== WHAT IS EXPECTED ==
Copy every line of the material below word for word.

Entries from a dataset
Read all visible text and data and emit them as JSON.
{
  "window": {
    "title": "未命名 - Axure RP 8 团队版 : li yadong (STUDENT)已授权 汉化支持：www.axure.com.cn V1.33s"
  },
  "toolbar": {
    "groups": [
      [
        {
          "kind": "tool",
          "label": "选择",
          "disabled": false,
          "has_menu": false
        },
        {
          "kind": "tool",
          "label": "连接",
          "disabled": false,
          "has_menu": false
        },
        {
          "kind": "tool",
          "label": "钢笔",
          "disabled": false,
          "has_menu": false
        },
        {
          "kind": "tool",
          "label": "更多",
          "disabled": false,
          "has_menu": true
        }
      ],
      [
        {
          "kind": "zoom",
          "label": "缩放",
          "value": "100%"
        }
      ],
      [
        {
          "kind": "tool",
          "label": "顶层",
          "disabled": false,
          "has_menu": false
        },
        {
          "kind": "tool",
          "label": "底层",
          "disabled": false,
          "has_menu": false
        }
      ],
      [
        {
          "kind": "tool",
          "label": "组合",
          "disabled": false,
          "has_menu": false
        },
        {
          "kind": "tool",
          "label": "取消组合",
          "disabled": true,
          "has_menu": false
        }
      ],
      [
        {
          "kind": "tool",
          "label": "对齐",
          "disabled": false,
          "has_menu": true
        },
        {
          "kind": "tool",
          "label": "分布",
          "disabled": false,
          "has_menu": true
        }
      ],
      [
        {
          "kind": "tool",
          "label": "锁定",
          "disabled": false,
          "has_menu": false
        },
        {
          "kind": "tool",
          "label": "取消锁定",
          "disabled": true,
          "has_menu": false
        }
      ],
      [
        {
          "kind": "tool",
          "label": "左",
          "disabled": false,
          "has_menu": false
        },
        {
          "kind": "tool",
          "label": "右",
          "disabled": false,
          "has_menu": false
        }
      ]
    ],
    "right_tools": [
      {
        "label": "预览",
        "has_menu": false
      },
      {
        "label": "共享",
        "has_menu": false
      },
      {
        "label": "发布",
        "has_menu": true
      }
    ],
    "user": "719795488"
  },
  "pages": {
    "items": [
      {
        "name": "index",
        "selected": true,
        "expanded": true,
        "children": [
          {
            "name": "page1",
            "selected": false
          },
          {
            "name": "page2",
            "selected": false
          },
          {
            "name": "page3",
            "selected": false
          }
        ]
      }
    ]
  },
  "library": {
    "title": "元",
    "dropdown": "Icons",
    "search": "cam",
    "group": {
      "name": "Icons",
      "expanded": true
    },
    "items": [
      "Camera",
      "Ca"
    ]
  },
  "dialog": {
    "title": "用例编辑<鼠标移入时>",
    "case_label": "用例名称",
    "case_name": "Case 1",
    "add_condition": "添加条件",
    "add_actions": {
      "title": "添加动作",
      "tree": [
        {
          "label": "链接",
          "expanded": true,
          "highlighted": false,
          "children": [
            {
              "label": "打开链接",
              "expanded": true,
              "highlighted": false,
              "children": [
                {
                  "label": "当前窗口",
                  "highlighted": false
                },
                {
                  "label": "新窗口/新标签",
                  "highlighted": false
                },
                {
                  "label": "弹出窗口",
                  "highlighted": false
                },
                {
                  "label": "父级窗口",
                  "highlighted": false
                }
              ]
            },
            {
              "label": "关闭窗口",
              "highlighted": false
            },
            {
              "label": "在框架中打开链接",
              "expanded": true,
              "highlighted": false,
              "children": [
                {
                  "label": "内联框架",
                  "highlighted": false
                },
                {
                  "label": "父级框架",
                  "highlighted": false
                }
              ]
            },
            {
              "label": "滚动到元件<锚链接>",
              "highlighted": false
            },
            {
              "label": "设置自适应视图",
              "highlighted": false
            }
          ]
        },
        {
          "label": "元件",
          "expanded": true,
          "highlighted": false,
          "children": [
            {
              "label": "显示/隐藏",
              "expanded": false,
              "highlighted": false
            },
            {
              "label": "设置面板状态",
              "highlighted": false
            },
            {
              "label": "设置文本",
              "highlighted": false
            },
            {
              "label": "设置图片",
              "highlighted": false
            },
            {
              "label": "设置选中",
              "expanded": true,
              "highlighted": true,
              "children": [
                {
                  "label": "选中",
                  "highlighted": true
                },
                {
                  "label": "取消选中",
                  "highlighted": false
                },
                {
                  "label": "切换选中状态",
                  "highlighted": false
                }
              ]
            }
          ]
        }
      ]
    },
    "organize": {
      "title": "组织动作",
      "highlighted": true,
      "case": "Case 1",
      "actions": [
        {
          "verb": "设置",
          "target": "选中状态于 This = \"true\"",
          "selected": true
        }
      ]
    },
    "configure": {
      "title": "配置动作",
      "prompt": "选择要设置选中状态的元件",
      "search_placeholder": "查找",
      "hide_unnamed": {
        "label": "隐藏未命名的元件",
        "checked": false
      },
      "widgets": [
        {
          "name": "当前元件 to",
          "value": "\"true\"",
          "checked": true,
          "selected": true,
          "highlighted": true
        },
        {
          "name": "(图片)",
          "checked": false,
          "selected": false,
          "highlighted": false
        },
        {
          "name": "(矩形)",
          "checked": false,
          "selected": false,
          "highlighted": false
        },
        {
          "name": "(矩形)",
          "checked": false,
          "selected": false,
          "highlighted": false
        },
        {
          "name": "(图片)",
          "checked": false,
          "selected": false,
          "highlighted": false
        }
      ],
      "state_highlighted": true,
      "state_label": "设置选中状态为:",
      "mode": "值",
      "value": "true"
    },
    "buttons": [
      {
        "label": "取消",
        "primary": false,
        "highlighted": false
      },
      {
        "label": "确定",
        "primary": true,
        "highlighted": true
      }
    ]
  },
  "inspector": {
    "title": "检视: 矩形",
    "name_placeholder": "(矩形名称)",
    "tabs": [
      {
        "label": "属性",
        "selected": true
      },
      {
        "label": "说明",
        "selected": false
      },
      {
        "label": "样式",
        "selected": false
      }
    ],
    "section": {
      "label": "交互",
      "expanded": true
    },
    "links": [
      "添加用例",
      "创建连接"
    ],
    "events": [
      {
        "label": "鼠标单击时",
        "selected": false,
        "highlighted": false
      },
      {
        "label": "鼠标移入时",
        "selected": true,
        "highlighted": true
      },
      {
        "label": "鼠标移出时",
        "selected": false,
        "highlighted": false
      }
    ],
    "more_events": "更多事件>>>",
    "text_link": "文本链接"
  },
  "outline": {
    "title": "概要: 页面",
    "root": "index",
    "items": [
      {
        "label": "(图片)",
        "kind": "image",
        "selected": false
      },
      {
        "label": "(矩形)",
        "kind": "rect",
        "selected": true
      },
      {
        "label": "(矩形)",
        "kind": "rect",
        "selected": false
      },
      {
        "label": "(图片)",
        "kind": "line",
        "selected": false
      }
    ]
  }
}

== WRITTEN SOLUTION ==
Read all visible text and data and emit them as JSON.
{
  "window": {
    "title": "未命名 - Axure RP 8 团队版 : li yadong (STUDENT)已授权 汉化支持：www.axure.com.cn V1.33s"
  },
  "toolbar": {
    "groups": [
      [
        {
          "kind": "tool",
          "label": "选择",
          "disabled": false,
          "has_menu": false
        },
        {
          "kind": "tool",
          "label": "连接",
          "disabled": false,
          "has_menu": false
        },
        {
          "kind": "tool",
          "label": "钢笔",
          "disabled": false,
          "has_menu": false
        },
        {
          "kind": "tool",
          "label": "更多",
          "disabled": false,
          "has_menu": true
        }
      ],
      [
        {
          "kind": "zoom",
          "label": "缩放",
          "value": "100%"
        }
      ],
      [
        {
          "kind": "tool",
          "label": "顶层",
          "disabled": false,
          "has_menu": false
        },
        {
          "kind": "tool",
          "label": "底层",
          "disabled": false,
          "has_menu": false
        }
      ],
      [
        {
          "kind": "tool",
          "label": "组合",
          "disabled": false,
          "has_menu": false
        },
        {
          "kind": "tool",
          "label": "取消组合",
          "disabled": true,
          "has_menu": false
        }
      ],
      [
        {
          "kind": "tool",
          "label": "对齐",
          "disabled": false,
          "has_menu": true
        },
        {
          "kind": "tool",
          "label": "分布",
          "disabled": false,
          "has_menu": true
        }
      ],
      [
        {
          "kind": "tool",
          "label": "锁定",
          "disabled": false,
          "has_menu": false
        },
        {
          "kind": "tool",
          "label": "取消锁定",
          "disabled": true,
          "has_menu": false
        }
      ],
      [
        {
          "kind": "tool",
          "label": "左",
          "disabled": false,
          "has_menu": false
        },
        {
          "kind": "tool",
          "label": "右",
          "disabled": false,
          "has_menu": false
        }
      ]
    ],
    "right_tools": [
      {
        "label": "预览",
        "has_menu": false
      },
      {
        "label": "共享",
        "has_menu": false
      },
      {
        "label": "发布",
        "has_menu": true
      }
    ],
    "user": "719795488"
  },
  "pages": {
    "items": [
      {
        "name": "index",
        "selected": true,
        "expanded": true,
        "children": [
          {
            "name": "page1",
            "selected": false
          },
          {
            "name": "page2",
            "selected": false
          },
          {
            "name": "page3",
            "selected": false
          }
        ]
      }
    ]
  },
  "library": {
    "title": "元",
    "dropdown": "Icons",
    "search": "cam",
    "group": {
      "name": "Icons",
      "expanded": true
    },
    "items": [
      "Camera",
      "Ca"
    ]
  },
  "dialog": {
    "title": "用例编辑<鼠标移入时>",
    "case_label": "用例名称",
    "case_name": "Case 1",
    "add_condition": "添加条件",
    "add_actions": {
      "title": "添加动作",
      "tree": [
        {
          "label": "链接",
          "expanded": true,
          "highlighted": false,
          "children": [
            {
              "label": "打开链接",
              "expanded": true,
              "highlighted": false,
              "children": [
                {
                  "label": "当前窗口",
                  "highlighted": false
                },
                {
                  "label": "新窗口/新标签",
                  "highlighted": false
                },
                {
                  "label": "弹出窗口",
                  "highlighted": false
                },
                {
                  "label": "父级窗口",
                  "highlighted": false
                }
              ]
            },
            {
              "label": "关闭窗口",
              "highlighted": false
            },
            {
              "label": "在框架中打开链接",
              "expanded": true,
              "highlighted": false,
              "children": [
                {
                  "label": "内联框架",
                  "highlighted": false
                },
                {
                  "label": "父级框架",
                  "highlighted": false
                }
              ]
            },
            {
              "label": "滚动到元件<锚链接>",
              "highlighted": false
            },
            {
              "label": "设置自适应视图",
              "highlighted": false
            }
          ]
        },
        {
          "label": "元件",
          "expanded": true,
          "highlighted": false,
          "children": [
            {
              "label": "显示/隐藏",
              "expanded": false,
              "highlighted": false
            },
            {
              "label": "设置面板状态",
              "highlighted": false
            },
            {
              "label": "设置文本",
              "highlighted": false
            },
            {
              "label": "设置图片",
              "highlighted": false
            },
            {
              "label": "设置选中",
              "expanded": true,
              "highlighted": true,
              "children": [
                {
                  "label": "选中",
                  "highlighted": true
                },
                {
                  "label": "取消选中",
                  "highlighted": false
                },
                {
                  "label": "切换选中状态",
                  "highlighted": false
                }
              ]
            }
          ]
        }
      ]
    },
    "organize": {
      "title": "组织动作",
      "highlighted": true,
      "case": "Case 1",
      "actions": [
        {
          "verb": "设置",
          "target": "选中状态于 This = \"true\"",
          "selected": true
        }
      ]
    },
    "configure": {
      "title": "配置动作",
      "prompt": "选择要设置选中状态的元件",
      "search_placeholder": "查找",
      "hide_unnamed": {
        "label": "隐藏未命名的元件",
        "checked": false
      },
      "widgets": [
        {
          "name": "当前元件 to",
          "value": "\"true\"",
          "checked": true,
          "selected": true,
          "highlighted": true
        },
        {
          "name": "(图片)",
          "checked": false,
          "selected": false,
          "highlighted": false
        },
        {
          "name": "(矩形)",
          "checked": false,
          "selected": false,
          "highlighted": false
        },
        {
          "name": "(矩形)",
          "checked": false,
          "selected": false,
          "highlighted": false
        },
        {
          "name": "(图片)",
          "checked": false,
          "selected": false,
          "highlighted": false
        }
      ],
      "state_highlighted": true,
      "state_label": "设置选中状态为:",
      "mode": "值",
      "value": "true"
    },
    "buttons": [
      {
        "label": "取消",
        "primary": false,
        "highlighted": false
      },
      {
        "label": "确定",
        "primary": true,
        "highlighted": true
      }
    ]
  },
  "inspector": {
    "title": "检视: 矩形",
    "name_placeholder": "(矩形名称)",
    "tabs": [
      {
        "label": "属性",
        "selected": true
      },
      {
        "label": "说明",
        "selected": false
      },
      {
        "label": "样式",
        "selected": false
      }
    ],
    "section": {
      "label": "交互",
      "expanded": true
    },
    "links": [
      "添加用例",
      "创建连接"
    ],
    "events": [
      {
        "label": "鼠标单击时",
        "selected": false,
        "highlighted": false
      },
      {
        "label": "鼠标移入时",
        "selected": true,
        "highlighted": true
      },
      {
        "label": "鼠标移出时",
        "selected": false,
        "highlighted": false
      }
    ],
    "more_events": "更多事件>>>",
    "text_link": "文本链接"
  },
  "outline": {
    "title": "概要: 页面",
    "root": "index",
    "items": [
      {
        "label": "(图片)",
        "kind": "image",
        "selected": false
      },
      {
        "label": "(矩形)",
        "kind": "rect",
        "selected": true
      },
      {
        "label": "(矩形)",
        "kind": "rect",
        "selected": false
      },
      {
        "label": "(图片)",
        "kind": "line",
        "selected": false
      }
    ]
  }
}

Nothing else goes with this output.